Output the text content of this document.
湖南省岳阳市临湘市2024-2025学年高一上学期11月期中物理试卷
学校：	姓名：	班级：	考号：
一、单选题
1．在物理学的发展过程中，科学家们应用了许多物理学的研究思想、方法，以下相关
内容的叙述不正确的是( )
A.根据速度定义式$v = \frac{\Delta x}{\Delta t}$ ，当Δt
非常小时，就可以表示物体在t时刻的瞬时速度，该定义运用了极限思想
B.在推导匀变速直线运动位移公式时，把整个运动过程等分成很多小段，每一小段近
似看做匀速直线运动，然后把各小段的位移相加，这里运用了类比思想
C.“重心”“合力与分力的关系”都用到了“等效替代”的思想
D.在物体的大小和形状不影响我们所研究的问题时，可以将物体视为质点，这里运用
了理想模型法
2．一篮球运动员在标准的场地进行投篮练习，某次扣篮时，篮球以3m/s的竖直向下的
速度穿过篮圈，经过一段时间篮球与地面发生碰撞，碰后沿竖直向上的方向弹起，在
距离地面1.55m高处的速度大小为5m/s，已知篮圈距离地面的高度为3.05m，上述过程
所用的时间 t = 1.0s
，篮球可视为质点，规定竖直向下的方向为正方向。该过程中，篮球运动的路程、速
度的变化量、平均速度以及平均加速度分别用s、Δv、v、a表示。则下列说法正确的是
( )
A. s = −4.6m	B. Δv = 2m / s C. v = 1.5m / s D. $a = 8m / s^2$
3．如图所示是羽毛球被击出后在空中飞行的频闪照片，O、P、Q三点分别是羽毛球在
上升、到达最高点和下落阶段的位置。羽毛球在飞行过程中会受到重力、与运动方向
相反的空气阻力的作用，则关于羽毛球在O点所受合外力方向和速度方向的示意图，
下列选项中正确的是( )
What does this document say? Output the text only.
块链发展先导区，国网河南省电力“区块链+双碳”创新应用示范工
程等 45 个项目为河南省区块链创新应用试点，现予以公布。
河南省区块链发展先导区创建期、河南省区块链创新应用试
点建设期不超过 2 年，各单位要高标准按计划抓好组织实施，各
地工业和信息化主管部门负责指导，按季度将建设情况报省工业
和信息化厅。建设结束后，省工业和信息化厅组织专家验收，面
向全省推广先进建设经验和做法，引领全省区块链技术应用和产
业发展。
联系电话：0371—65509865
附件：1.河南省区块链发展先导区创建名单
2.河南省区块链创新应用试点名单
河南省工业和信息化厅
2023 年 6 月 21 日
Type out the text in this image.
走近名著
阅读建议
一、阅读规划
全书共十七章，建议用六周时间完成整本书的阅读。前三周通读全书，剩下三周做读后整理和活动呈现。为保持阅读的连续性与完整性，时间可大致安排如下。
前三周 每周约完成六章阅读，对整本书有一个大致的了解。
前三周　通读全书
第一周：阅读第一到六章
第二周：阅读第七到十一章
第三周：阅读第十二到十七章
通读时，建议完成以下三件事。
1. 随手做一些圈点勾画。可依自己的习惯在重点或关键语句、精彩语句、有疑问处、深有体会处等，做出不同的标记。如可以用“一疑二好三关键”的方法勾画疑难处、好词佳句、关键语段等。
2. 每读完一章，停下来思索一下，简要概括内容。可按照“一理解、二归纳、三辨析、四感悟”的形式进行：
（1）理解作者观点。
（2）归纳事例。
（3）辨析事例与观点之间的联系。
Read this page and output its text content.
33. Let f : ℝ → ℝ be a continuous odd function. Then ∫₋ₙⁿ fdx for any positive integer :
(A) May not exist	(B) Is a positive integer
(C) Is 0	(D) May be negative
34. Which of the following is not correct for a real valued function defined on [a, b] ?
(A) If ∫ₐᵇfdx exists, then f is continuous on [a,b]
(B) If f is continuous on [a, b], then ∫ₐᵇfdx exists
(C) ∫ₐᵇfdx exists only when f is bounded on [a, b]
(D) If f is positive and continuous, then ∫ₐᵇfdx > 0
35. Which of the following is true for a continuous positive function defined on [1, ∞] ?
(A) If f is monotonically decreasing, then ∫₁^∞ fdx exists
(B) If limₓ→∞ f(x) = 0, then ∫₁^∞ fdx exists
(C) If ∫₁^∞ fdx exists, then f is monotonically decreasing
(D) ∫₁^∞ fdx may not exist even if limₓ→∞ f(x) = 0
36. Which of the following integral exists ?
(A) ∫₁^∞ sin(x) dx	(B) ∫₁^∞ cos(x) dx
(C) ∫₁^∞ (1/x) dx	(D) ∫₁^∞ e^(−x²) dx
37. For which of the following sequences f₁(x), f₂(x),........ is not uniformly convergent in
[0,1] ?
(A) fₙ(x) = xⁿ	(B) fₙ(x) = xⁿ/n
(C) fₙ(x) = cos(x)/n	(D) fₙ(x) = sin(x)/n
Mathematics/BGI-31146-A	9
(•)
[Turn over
__________
Task directions
Pick each line holding the word "ₐᵇfdx" out of the listing.

The solution
(A) If ∫ₐᵇfdx exists, then f is continuous on [a,b]
(B) If f is continuous on [a, b], then ∫ₐᵇfdx exists
(C) ∫ₐᵇfdx exists only when f is bounded on [a, b]
(D) If f is positive and continuous, then ∫ₐᵇfdx > 0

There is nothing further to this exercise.